— BEGIN DATA PROVIDED —
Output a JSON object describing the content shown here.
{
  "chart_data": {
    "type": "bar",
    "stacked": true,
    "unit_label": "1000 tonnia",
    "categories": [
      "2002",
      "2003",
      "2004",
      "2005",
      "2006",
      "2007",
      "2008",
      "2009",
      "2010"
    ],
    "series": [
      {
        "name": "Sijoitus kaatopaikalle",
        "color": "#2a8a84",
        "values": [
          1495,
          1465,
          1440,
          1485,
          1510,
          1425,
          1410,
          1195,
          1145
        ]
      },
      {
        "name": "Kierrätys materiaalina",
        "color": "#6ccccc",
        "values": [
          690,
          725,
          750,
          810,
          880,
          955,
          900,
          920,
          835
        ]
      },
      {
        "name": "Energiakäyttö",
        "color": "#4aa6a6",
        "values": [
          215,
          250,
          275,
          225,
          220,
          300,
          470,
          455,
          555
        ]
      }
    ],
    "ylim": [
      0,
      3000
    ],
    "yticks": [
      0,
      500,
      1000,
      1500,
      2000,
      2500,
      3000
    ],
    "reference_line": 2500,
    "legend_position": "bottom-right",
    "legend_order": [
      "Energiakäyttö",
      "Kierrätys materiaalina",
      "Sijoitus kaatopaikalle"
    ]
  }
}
— END DATA PROVIDED —
EXERCISE TASK: Type out the whole listing above again, exactly as it stands.

REPLY:
Output a JSON object describing the content shown here.
{
  "chart_data": {
    "type": "bar",
    "stacked": true,
    "unit_label": "1000 tonnia",
    "categories": [
      "2002",
      "2003",
      "2004",
      "2005",
      "2006",
      "2007",
      "2008",
      "2009",
      "2010"
    ],
    "series": [
      {
        "name": "Sijoitus kaatopaikalle",
        "color": "#2a8a84",
        "values": [
          1495,
          1465,
          1440,
          1485,
          1510,
          1425,
          1410,
          1195,
          1145
        ]
      },
      {
        "name": "Kierrätys materiaalina",
        "color": "#6ccccc",
        "values": [
          690,
          725,
          750,
          810,
          880,
          955,
          900,
          920,
          835
        ]
      },
      {
        "name": "Energiakäyttö",
        "color": "#4aa6a6",
        "values": [
          215,
          250,
          275,
          225,
          220,
          300,
          470,
          455,
          555
        ]
      }
    ],
    "ylim": [
      0,
      3000
    ],
    "yticks": [
      0,
      500,
      1000,
      1500,
      2000,
      2500,
      3000
    ],
    "reference_line": 2500,
    "legend_position": "bottom-right",
    "legend_order": [
      "Energiakäyttö",
      "Kierrätys materiaalina",
      "Sijoitus kaatopaikalle"
    ]
  }
}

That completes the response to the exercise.